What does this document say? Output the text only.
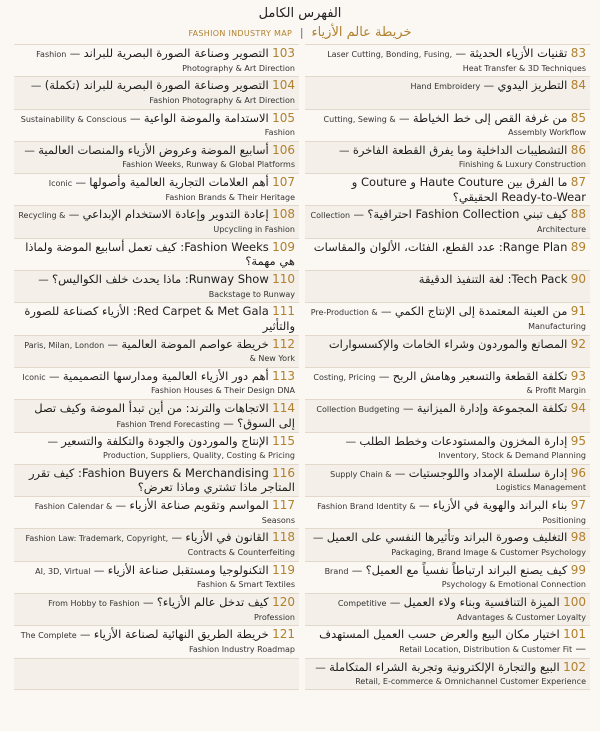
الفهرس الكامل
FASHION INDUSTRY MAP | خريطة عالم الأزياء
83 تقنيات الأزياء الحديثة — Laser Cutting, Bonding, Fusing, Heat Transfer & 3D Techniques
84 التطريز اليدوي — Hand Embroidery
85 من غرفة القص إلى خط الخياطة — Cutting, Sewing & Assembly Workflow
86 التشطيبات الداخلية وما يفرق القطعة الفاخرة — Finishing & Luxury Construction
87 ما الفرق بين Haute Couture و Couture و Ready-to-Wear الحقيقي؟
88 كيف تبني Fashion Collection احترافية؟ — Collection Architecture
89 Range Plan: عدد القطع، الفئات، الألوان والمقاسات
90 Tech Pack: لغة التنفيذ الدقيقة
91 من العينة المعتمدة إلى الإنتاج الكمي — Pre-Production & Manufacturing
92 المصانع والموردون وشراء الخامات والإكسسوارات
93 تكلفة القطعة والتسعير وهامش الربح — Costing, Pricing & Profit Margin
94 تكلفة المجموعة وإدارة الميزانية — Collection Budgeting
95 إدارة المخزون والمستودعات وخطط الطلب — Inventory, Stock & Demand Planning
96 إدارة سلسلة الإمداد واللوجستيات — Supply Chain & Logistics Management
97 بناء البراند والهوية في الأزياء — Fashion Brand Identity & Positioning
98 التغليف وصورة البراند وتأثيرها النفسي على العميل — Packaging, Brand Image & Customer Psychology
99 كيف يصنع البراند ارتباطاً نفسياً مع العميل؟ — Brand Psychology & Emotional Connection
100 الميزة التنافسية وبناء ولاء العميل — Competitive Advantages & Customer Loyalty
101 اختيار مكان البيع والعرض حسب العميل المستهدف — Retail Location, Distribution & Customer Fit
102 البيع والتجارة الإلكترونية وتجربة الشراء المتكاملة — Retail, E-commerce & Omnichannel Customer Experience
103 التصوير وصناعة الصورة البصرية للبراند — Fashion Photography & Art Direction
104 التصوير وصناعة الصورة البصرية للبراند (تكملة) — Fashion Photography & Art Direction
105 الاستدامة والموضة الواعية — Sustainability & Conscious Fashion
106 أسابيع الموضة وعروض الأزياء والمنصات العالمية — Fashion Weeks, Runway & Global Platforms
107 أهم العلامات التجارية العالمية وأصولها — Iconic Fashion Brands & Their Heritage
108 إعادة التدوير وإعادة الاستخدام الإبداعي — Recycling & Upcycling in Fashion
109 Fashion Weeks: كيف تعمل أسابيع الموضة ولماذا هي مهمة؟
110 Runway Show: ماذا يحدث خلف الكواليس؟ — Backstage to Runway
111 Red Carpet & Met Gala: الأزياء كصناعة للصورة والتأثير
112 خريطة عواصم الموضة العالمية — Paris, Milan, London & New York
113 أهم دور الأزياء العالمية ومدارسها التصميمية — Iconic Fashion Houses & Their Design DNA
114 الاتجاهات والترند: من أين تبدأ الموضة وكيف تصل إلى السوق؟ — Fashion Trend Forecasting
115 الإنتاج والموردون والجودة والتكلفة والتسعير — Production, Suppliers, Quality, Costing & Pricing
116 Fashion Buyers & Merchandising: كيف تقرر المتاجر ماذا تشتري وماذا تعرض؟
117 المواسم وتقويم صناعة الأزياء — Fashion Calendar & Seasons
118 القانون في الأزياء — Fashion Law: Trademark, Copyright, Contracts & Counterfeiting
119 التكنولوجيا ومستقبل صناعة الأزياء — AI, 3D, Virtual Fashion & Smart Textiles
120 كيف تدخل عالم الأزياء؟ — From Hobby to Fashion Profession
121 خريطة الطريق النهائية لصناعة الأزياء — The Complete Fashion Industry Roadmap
---
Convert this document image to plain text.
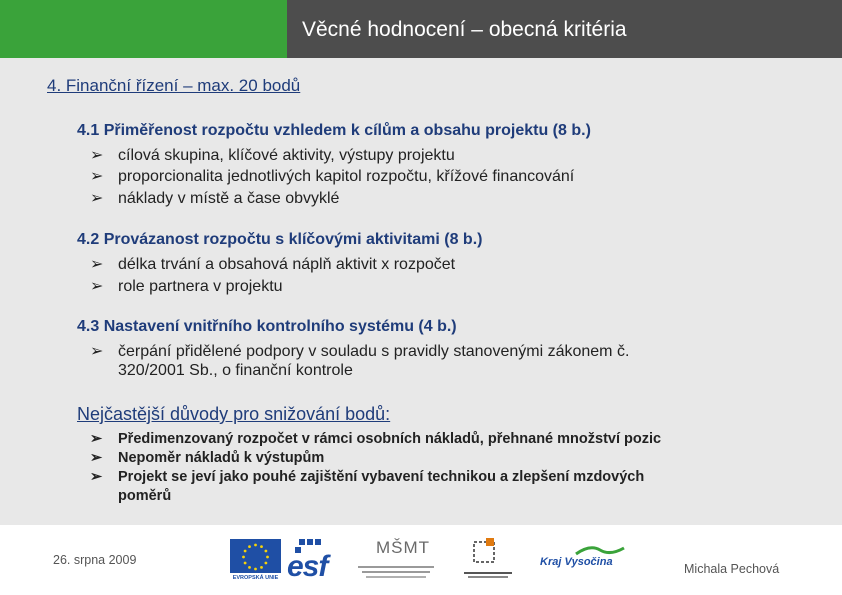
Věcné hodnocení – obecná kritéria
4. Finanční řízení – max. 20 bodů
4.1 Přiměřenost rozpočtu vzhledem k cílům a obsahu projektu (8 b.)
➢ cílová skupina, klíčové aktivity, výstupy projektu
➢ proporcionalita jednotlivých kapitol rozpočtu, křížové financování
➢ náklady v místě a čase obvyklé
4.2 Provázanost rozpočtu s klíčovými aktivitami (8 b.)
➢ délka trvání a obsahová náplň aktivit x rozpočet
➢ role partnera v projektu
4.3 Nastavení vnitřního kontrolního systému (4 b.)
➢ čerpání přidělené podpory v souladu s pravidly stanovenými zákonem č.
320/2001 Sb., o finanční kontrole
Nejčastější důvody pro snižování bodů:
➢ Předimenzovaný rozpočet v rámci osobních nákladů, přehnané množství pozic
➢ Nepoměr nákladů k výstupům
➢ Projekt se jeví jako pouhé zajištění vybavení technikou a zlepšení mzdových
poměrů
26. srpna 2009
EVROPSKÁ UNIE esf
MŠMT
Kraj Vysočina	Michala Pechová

_What the task asks:_ Look through the data and gather every line with the string "القطعة" in it.

_Final answer:_
86 التشطيبات الداخلية وما يفرق القطعة الفاخرة — Finishing & Luxury Construction
93 تكلفة القطعة والتسعير وهامش الربح — Costing, Pricing & Profit Margin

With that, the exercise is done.